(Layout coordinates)
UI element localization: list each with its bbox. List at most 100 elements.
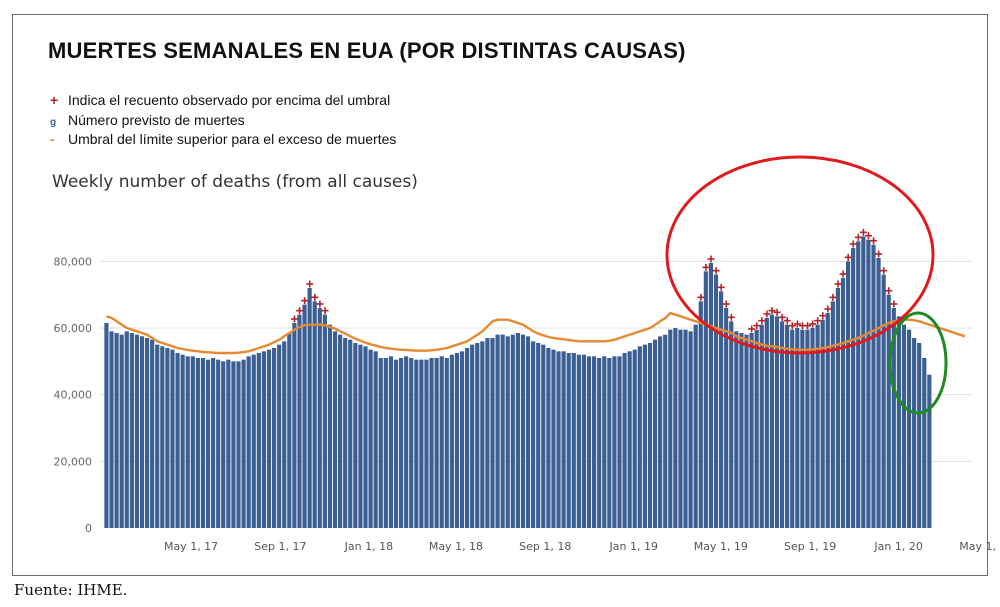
bar: [906, 329, 912, 528]
excess-marker: [875, 250, 883, 258]
bar: [246, 356, 251, 528]
excess-marker: [809, 320, 817, 328]
chart-title: Weekly number of deaths (from all causes…: [52, 172, 418, 192]
bar: [241, 359, 246, 528]
bar: [652, 339, 658, 528]
bar: [409, 358, 414, 528]
bar: [856, 241, 861, 529]
excess-marker: [859, 228, 867, 236]
bar: [876, 258, 881, 528]
bar: [520, 334, 526, 528]
bar: [282, 341, 287, 528]
bar: [708, 263, 714, 528]
bar: [266, 349, 272, 528]
bar: [693, 324, 698, 528]
bar: [622, 353, 627, 528]
bar: [195, 358, 200, 528]
excess-marker: [753, 322, 761, 330]
bar: [729, 321, 734, 528]
bar: [160, 346, 165, 528]
x-tick-label: May 1, 19: [694, 540, 748, 553]
bar: [287, 333, 292, 528]
bar: [658, 336, 663, 528]
excess-marker: [788, 322, 796, 330]
excess-marker: [819, 312, 827, 320]
bar: [515, 333, 520, 528]
excess-marker: [697, 293, 705, 301]
bar: [236, 361, 241, 528]
excess-marker: [885, 287, 893, 295]
bar: [510, 334, 515, 528]
excess-marker: [844, 253, 852, 261]
bar: [749, 333, 754, 528]
bar: [368, 349, 373, 528]
bar: [840, 278, 846, 528]
excess-marker: [758, 317, 766, 325]
source-note: Fuente: IHME.: [14, 581, 128, 599]
bar: [485, 338, 490, 528]
bar: [317, 308, 322, 528]
bar: [429, 358, 434, 528]
bar: [327, 324, 333, 528]
excess-marker: [783, 317, 791, 325]
bar: [444, 358, 449, 528]
bar: [861, 236, 866, 529]
bar-marker-icon: g: [50, 117, 57, 128]
bar: [404, 356, 409, 528]
bar: [490, 338, 495, 528]
excess-marker: [311, 293, 319, 301]
excess-marker: [880, 267, 888, 275]
bar: [398, 358, 404, 528]
y-tick-label: 60,000: [54, 322, 93, 335]
bar: [612, 356, 617, 528]
bar: [114, 333, 119, 528]
bar: [261, 351, 267, 528]
bar: [495, 334, 500, 528]
excess-marker: [722, 300, 730, 308]
bar: [683, 329, 688, 528]
bar: [566, 353, 571, 528]
bar: [851, 248, 856, 528]
bar: [449, 354, 454, 528]
x-tick-label: Jan 1, 19: [609, 540, 658, 553]
bar: [470, 344, 475, 528]
bar: [719, 291, 724, 528]
bar: [779, 321, 785, 528]
bar: [338, 334, 343, 528]
excess-marker: [890, 300, 898, 308]
bar: [109, 331, 114, 528]
bar: [886, 294, 891, 528]
excess-marker: [768, 307, 776, 315]
bar: [175, 353, 180, 528]
excess-marker: [804, 322, 812, 330]
legend-item-observed-above-threshold: + Indica el recuento observado por encima…: [50, 92, 390, 110]
plus-marker-icon: +: [50, 92, 59, 108]
bar: [795, 328, 800, 528]
excess-marker: [773, 308, 781, 316]
excess-marker: [849, 240, 857, 248]
excess-marker: [834, 280, 842, 288]
legend-item-expected-deaths: g Número previsto de muertes: [50, 112, 245, 130]
bar: [835, 288, 841, 528]
bar: [129, 333, 134, 528]
bar: [383, 358, 388, 528]
bar: [378, 358, 383, 528]
x-tick-label: Sep 1, 18: [519, 540, 571, 553]
figure-frame: [12, 14, 988, 576]
bar: [810, 328, 815, 528]
threshold-line: [106, 311, 966, 355]
excess-marker: [793, 320, 801, 328]
bar: [871, 244, 876, 528]
bar: [256, 353, 261, 528]
bar: [769, 314, 774, 528]
bar: [150, 339, 155, 528]
legend-label: Indica el recuento observado por encima …: [68, 92, 391, 108]
bar: [790, 329, 795, 528]
bar: [830, 301, 835, 528]
bar: [332, 331, 338, 528]
bar: [292, 323, 297, 528]
bar: [556, 351, 561, 528]
bar: [525, 336, 531, 528]
x-tick-label: Jan 1, 18: [344, 540, 393, 553]
excess-marker: [763, 310, 771, 318]
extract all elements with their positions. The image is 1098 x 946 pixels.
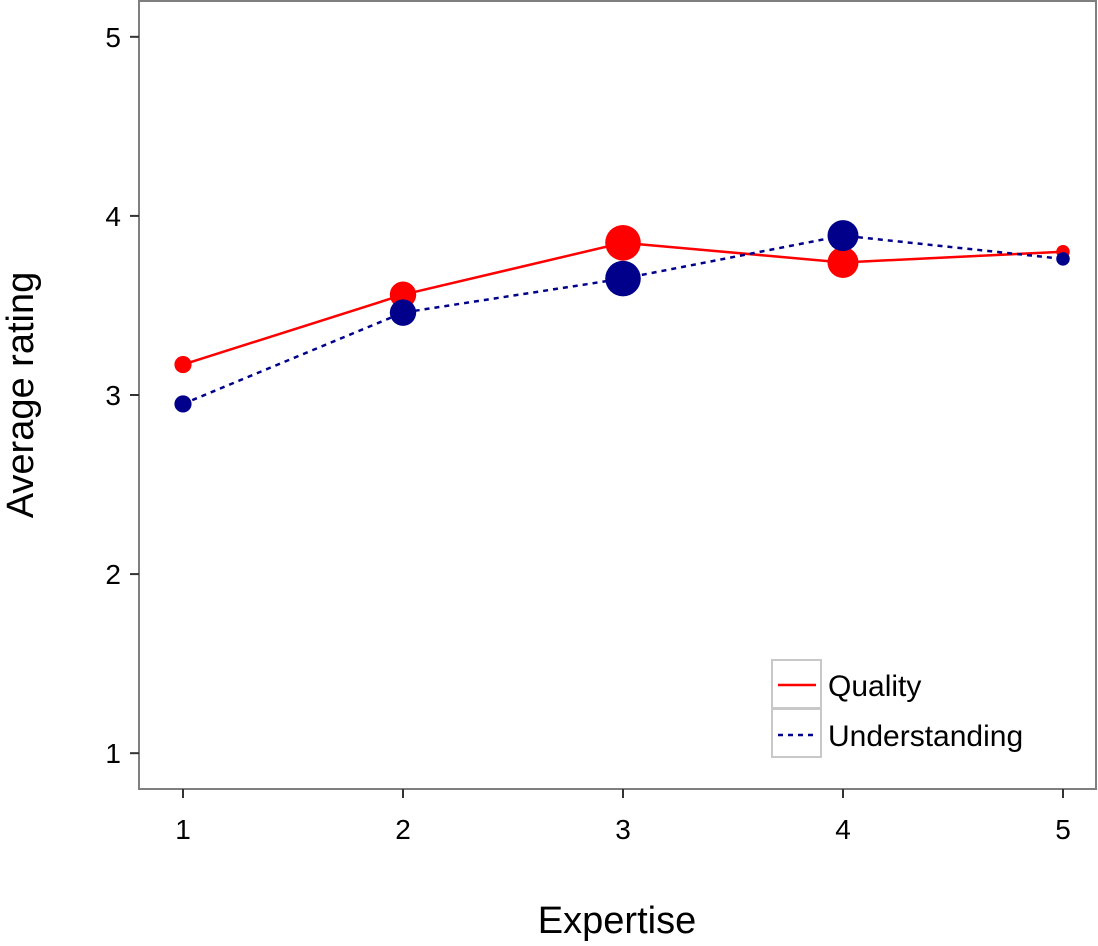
x-tick-label: 5 [1055, 814, 1071, 845]
x-axis-title: Expertise [538, 900, 696, 942]
y-tick-label: 4 [105, 201, 121, 232]
data-point-quality [174, 355, 192, 374]
y-axis-title: Average rating [0, 272, 42, 518]
x-tick-label: 1 [175, 814, 191, 845]
legend-label-quality: Quality [828, 670, 921, 703]
x-axis: 1 2 3 4 5 [175, 789, 1071, 845]
plot-panel [138, 0, 1097, 790]
data-point-understanding [827, 220, 859, 252]
y-axis: 1 2 3 4 5 [105, 22, 139, 769]
legend-label-understanding: Understanding [828, 720, 1023, 753]
series-layer [174, 220, 1070, 413]
legend-key-box-understanding [771, 708, 822, 758]
y-tick-label: 1 [105, 738, 121, 769]
x-tick-label: 4 [835, 814, 851, 845]
x-tick-label: 2 [395, 814, 411, 845]
y-tick-label: 5 [105, 22, 121, 53]
data-point-quality [827, 246, 859, 278]
y-tick-label: 2 [105, 559, 121, 590]
data-point-quality [605, 224, 641, 261]
legend: Quality Understanding [771, 659, 1023, 758]
data-point-understanding [174, 395, 192, 413]
data-point-understanding [389, 299, 417, 326]
x-tick-label: 3 [615, 814, 631, 845]
data-point-understanding [1056, 252, 1070, 266]
data-point-understanding [605, 260, 641, 297]
y-tick-label: 3 [105, 380, 121, 411]
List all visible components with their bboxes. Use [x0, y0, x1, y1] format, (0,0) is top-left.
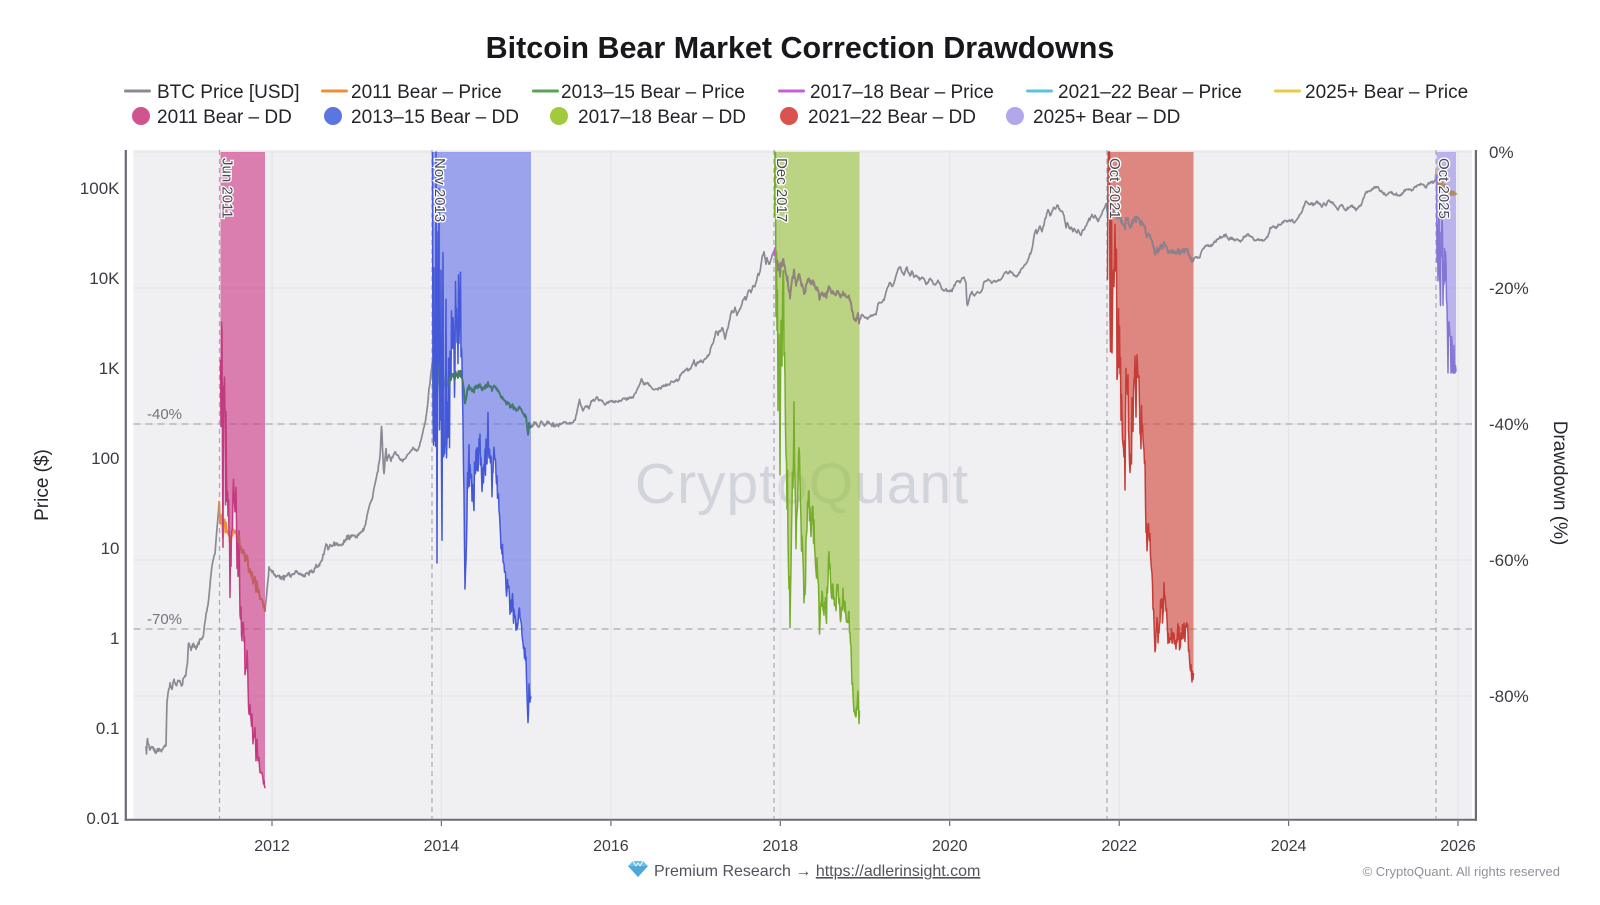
svg-text:0%: 0%	[1489, 143, 1514, 162]
svg-text:Premium Research → https://a: Premium Research → https://adlerinsight.…	[654, 863, 980, 880]
svg-text:2025+ Bear – DD: 2025+ Bear – DD	[1033, 107, 1180, 128]
svg-text:10: 10	[101, 539, 120, 558]
svg-text:Nov 2013: Nov 2013	[431, 158, 448, 222]
svg-text:2018: 2018	[763, 838, 799, 855]
svg-text:0.1: 0.1	[96, 719, 120, 738]
svg-text:-60%: -60%	[1489, 551, 1529, 570]
svg-text:-80%: -80%	[1489, 687, 1529, 706]
svg-text:2022: 2022	[1101, 838, 1137, 855]
svg-text:-40%: -40%	[1489, 415, 1529, 434]
svg-text:Dec 2017: Dec 2017	[773, 158, 790, 222]
svg-text:2017–18 Bear – Price: 2017–18 Bear – Price	[810, 82, 994, 103]
svg-text:2013–15 Bear – Price: 2013–15 Bear – Price	[561, 82, 745, 103]
svg-text:1K: 1K	[99, 359, 120, 378]
svg-text:2021–22 Bear – Price: 2021–22 Bear – Price	[1058, 82, 1242, 103]
svg-text:2021–22 Bear – DD: 2021–22 Bear – DD	[808, 107, 976, 128]
svg-text:-40%: -40%	[147, 406, 182, 423]
svg-text:1: 1	[110, 629, 119, 648]
svg-text:2016: 2016	[593, 838, 629, 855]
svg-text:Price ($): Price ($)	[32, 449, 53, 521]
svg-text:2024: 2024	[1271, 838, 1307, 855]
svg-text:-20%: -20%	[1489, 279, 1529, 298]
svg-text:100K: 100K	[80, 179, 120, 198]
svg-text:100: 100	[91, 449, 119, 468]
svg-text:0.01: 0.01	[86, 809, 119, 828]
svg-text:Oct 2021: Oct 2021	[1106, 158, 1123, 219]
svg-text:2012: 2012	[254, 838, 290, 855]
svg-text:Jun 2011: Jun 2011	[219, 158, 236, 219]
svg-text:2025+ Bear – Price: 2025+ Bear – Price	[1305, 82, 1468, 103]
svg-text:2017–18 Bear – DD: 2017–18 Bear – DD	[578, 107, 746, 128]
svg-text:10K: 10K	[89, 269, 120, 288]
svg-text:BTC Price [USD]: BTC Price [USD]	[157, 82, 300, 103]
svg-text:Drawdown (%): Drawdown (%)	[1549, 421, 1570, 546]
svg-text:2026: 2026	[1440, 838, 1476, 855]
svg-text:© CryptoQuant. All rights rese: © CryptoQuant. All rights reserved	[1363, 864, 1560, 879]
svg-text:Oct 2025: Oct 2025	[1435, 158, 1452, 219]
svg-text:2013–15 Bear – DD: 2013–15 Bear – DD	[351, 107, 519, 128]
svg-text:2020: 2020	[932, 838, 968, 855]
svg-text:2011 Bear – DD: 2011 Bear – DD	[157, 107, 292, 128]
svg-text:Bitcoin Bear Market Correction: Bitcoin Bear Market Correction Drawdowns	[486, 31, 1115, 65]
svg-text:-70%: -70%	[147, 611, 182, 628]
svg-text:2011 Bear – Price: 2011 Bear – Price	[351, 82, 502, 103]
svg-text:2014: 2014	[424, 838, 460, 855]
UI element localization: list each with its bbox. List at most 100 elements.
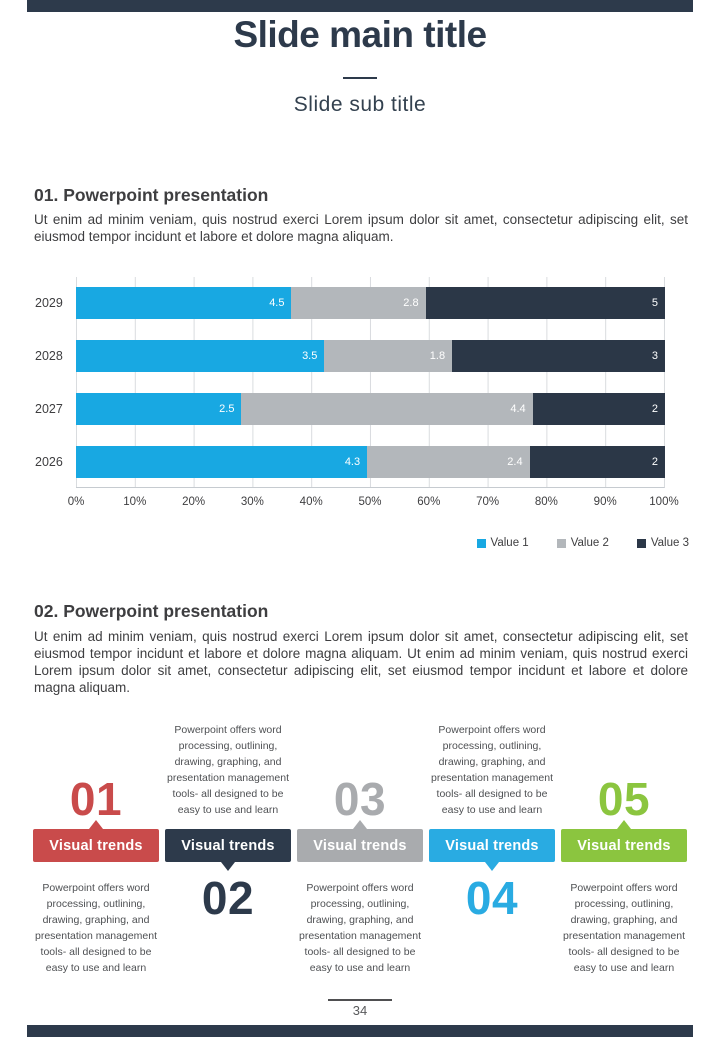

» WHAT IS EXPECTED
Quote the lines between the one holding "bar: [906, 329, 912, 528]" and the one holding "bar: [856, 241, 861, 529]", inclusive.

» TASK ANSWER
bar: [906, 329, 912, 528]
excess-marker: [875, 250, 883, 258]
bar: [246, 356, 251, 528]
excess-marker: [809, 320, 817, 328]
chart-title: Weekly number of deaths (from all causes…: [52, 172, 418, 192]
bar: [241, 359, 246, 528]
bar: [652, 339, 658, 528]
bar: [409, 358, 414, 528]
bar: [856, 241, 861, 529]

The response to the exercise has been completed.